-- begin Supplied data --

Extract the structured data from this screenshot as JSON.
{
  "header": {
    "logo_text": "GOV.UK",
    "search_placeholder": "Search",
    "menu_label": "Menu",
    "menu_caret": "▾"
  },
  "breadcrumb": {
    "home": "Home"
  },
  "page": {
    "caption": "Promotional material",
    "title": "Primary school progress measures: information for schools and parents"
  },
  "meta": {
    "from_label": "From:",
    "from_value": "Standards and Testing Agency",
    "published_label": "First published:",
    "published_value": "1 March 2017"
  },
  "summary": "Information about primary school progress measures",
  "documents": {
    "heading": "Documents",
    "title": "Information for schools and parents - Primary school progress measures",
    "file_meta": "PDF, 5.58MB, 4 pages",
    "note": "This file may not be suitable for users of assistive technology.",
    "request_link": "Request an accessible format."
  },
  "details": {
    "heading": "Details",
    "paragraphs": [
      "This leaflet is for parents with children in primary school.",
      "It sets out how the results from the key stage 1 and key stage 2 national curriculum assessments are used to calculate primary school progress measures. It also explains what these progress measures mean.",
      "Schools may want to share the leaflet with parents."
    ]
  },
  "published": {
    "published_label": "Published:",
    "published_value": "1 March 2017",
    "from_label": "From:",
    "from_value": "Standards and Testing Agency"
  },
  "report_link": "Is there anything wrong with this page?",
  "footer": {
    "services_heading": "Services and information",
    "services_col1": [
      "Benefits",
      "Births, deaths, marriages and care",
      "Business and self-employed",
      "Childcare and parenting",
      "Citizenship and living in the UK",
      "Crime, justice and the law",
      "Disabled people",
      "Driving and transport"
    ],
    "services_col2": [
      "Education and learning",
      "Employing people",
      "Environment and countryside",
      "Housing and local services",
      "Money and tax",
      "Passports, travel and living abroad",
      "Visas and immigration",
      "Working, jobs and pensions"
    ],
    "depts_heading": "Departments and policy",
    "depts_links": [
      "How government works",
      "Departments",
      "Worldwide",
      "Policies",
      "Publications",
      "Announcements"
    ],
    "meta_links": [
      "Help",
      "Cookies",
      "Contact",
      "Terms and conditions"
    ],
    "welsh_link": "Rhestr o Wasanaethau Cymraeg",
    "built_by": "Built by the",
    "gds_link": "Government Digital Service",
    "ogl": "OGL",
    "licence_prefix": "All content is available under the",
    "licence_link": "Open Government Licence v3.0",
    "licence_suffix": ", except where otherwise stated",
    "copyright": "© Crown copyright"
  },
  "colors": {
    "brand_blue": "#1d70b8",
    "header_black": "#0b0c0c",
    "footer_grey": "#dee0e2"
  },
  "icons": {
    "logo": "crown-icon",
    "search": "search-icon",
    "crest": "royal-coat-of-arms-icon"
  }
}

-- end Supplied data --

Instruction
Write out all the entries exactly.

Task solution
Extract the structured data from this screenshot as JSON.
{
  "header": {
    "logo_text": "GOV.UK",
    "search_placeholder": "Search",
    "menu_label": "Menu",
    "menu_caret": "▾"
  },
  "breadcrumb": {
    "home": "Home"
  },
  "page": {
    "caption": "Promotional material",
    "title": "Primary school progress measures: information for schools and parents"
  },
  "meta": {
    "from_label": "From:",
    "from_value": "Standards and Testing Agency",
    "published_label": "First published:",
    "published_value": "1 March 2017"
  },
  "summary": "Information about primary school progress measures",
  "documents": {
    "heading": "Documents",
    "title": "Information for schools and parents - Primary school progress measures",
    "file_meta": "PDF, 5.58MB, 4 pages",
    "note": "This file may not be suitable for users of assistive technology.",
    "request_link": "Request an accessible format."
  },
  "details": {
    "heading": "Details",
    "paragraphs": [
      "This leaflet is for parents with children in primary school.",
      "It sets out how the results from the key stage 1 and key stage 2 national curriculum assessments are used to calculate primary school progress measures. It also explains what these progress measures mean.",
      "Schools may want to share the leaflet with parents."
    ]
  },
  "published": {
    "published_label": "Published:",
    "published_value": "1 March 2017",
    "from_label": "From:",
    "from_value": "Standards and Testing Agency"
  },
  "report_link": "Is there anything wrong with this page?",
  "footer": {
    "services_heading": "Services and information",
    "services_col1": [
      "Benefits",
      "Births, deaths, marriages and care",
      "Business and self-employed",
      "Childcare and parenting",
      "Citizenship and living in the UK",
      "Crime, justice and the law",
      "Disabled people",
      "Driving and transport"
    ],
    "services_col2": [
      "Education and learning",
      "Employing people",
      "Environment and countryside",
      "Housing and local services",
      "Money and tax",
      "Passports, travel and living abroad",
      "Visas and immigration",
      "Working, jobs and pensions"
    ],
    "depts_heading": "Departments and policy",
    "depts_links": [
      "How government works",
      "Departments",
      "Worldwide",
      "Policies",
      "Publications",
      "Announcements"
    ],
    "meta_links": [
      "Help",
      "Cookies",
      "Contact",
      "Terms and conditions"
    ],
    "welsh_link": "Rhestr o Wasanaethau Cymraeg",
    "built_by": "Built by the",
    "gds_link": "Government Digital Service",
    "ogl": "OGL",
    "licence_prefix": "All content is available under the",
    "licence_link": "Open Government Licence v3.0",
    "licence_suffix": ", except where otherwise stated",
    "copyright": "© Crown copyright"
  },
  "colors": {
    "brand_blue": "#1d70b8",
    "header_black": "#0b0c0c",
    "footer_grey": "#dee0e2"
  },
  "icons": {
    "logo": "crown-icon",
    "search": "search-icon",
    "crest": "royal-coat-of-arms-icon"
  }
}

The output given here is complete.